● **Input**
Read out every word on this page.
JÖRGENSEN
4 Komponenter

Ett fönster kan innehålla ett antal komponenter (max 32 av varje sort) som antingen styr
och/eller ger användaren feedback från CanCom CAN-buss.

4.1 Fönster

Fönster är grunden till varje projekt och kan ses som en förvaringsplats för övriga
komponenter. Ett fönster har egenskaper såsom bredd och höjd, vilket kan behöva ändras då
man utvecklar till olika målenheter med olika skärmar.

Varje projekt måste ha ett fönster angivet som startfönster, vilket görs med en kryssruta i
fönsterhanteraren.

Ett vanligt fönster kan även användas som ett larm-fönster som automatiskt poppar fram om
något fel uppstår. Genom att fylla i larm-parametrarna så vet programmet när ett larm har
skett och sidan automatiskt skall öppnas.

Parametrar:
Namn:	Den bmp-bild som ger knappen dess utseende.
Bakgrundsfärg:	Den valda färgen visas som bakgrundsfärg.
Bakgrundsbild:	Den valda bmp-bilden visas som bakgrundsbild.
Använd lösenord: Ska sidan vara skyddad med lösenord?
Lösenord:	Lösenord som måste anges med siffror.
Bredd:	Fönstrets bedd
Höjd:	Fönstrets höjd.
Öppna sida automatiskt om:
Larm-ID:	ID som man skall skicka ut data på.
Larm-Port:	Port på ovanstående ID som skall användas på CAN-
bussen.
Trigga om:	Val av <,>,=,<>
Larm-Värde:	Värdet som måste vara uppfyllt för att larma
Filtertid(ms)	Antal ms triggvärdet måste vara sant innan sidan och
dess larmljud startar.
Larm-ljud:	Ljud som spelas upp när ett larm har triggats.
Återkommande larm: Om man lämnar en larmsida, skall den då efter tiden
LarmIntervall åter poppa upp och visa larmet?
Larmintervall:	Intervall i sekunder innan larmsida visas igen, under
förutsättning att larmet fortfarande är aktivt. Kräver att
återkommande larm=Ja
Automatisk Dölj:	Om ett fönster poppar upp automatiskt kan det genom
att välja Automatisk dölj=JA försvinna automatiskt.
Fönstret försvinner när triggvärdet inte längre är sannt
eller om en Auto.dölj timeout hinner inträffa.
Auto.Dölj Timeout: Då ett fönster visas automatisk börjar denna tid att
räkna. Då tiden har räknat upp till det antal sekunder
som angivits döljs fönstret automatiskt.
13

● **What the task requires**
Nothing but a number is wanted: report how many lines in the entries above contain the string "höjd".

● **Answer to this task**
2